::: Material provided
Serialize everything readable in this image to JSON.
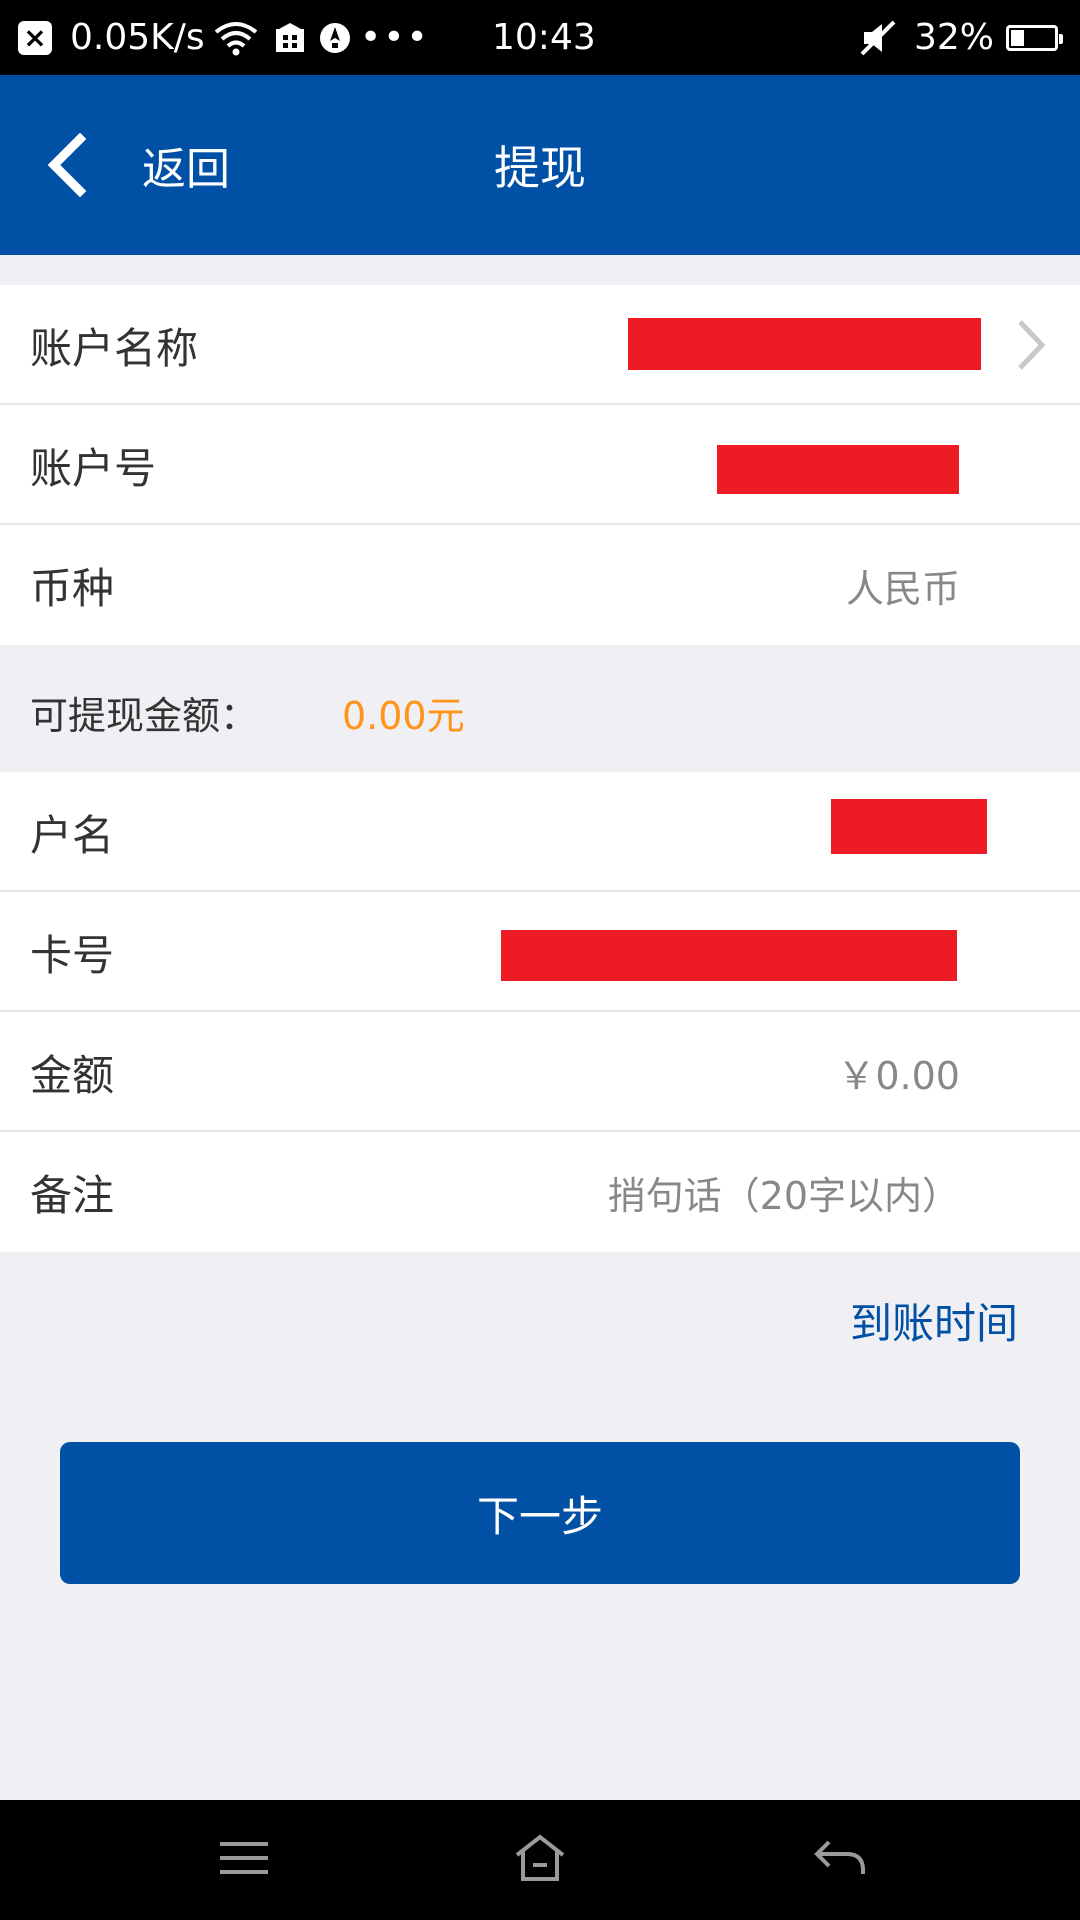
{
  "status_bar": {
    "net_speed": "0.05K/s",
    "more": "•••",
    "time": "10:43",
    "battery_percent": "32%",
    "battery_level": 0.32,
    "icons": [
      "close-icon",
      "wifi-icon",
      "store-icon",
      "notification-icon",
      "mute-icon",
      "battery-icon"
    ]
  },
  "nav": {
    "back_label": "返回",
    "title": "提现"
  },
  "account_section": {
    "rows": [
      {
        "label": "账户名称",
        "value": "",
        "redacted": true,
        "has_chevron": true
      },
      {
        "label": "账户号",
        "value": "",
        "redacted": true
      },
      {
        "label": "币种",
        "value": "人民币"
      }
    ]
  },
  "balance": {
    "label": "可提现金额：",
    "amount": "0.00元"
  },
  "withdraw_section": {
    "rows": [
      {
        "label": "户名",
        "value": "",
        "redacted": true
      },
      {
        "label": "卡号",
        "value": "",
        "redacted": true
      },
      {
        "label": "金额",
        "placeholder": "￥0.00"
      },
      {
        "label": "备注",
        "placeholder": "捎句话（20字以内）"
      }
    ]
  },
  "arrival_time_link": "到账时间",
  "next_button": "下一步",
  "colors": {
    "brand_blue": "#0050a5",
    "amount_orange": "#ff9419",
    "redaction_red": "#ed1c24",
    "page_bg": "#efeff4"
  }
}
::::::
* [What is required] In your copy, leave out the pictures and reproduce the material above exactly.

* [Final answer]
Serialize everything readable in this image to JSON.
{
  "status_bar": {
    "net_speed": "0.05K/s",
    "more": "•••",
    "time": "10:43",
    "battery_percent": "32%",
    "battery_level": 0.32,
    "icons": [
      "close-icon",
      "wifi-icon",
      "store-icon",
      "notification-icon",
      "mute-icon",
      "battery-icon"
    ]
  },
  "nav": {
    "back_label": "返回",
    "title": "提现"
  },
  "account_section": {
    "rows": [
      {
        "label": "账户名称",
        "value": "",
        "redacted": true,
        "has_chevron": true
      },
      {
        "label": "账户号",
        "value": "",
        "redacted": true
      },
      {
        "label": "币种",
        "value": "人民币"
      }
    ]
  },
  "balance": {
    "label": "可提现金额：",
    "amount": "0.00元"
  },
  "withdraw_section": {
    "rows": [
      {
        "label": "户名",
        "value": "",
        "redacted": true
      },
      {
        "label": "卡号",
        "value": "",
        "redacted": true
      },
      {
        "label": "金额",
        "placeholder": "￥0.00"
      },
      {
        "label": "备注",
        "placeholder": "捎句话（20字以内）"
      }
    ]
  },
  "arrival_time_link": "到账时间",
  "next_button": "下一步",
  "colors": {
    "brand_blue": "#0050a5",
    "amount_orange": "#ff9419",
    "redaction_red": "#ed1c24",
    "page_bg": "#efeff4"
  }
}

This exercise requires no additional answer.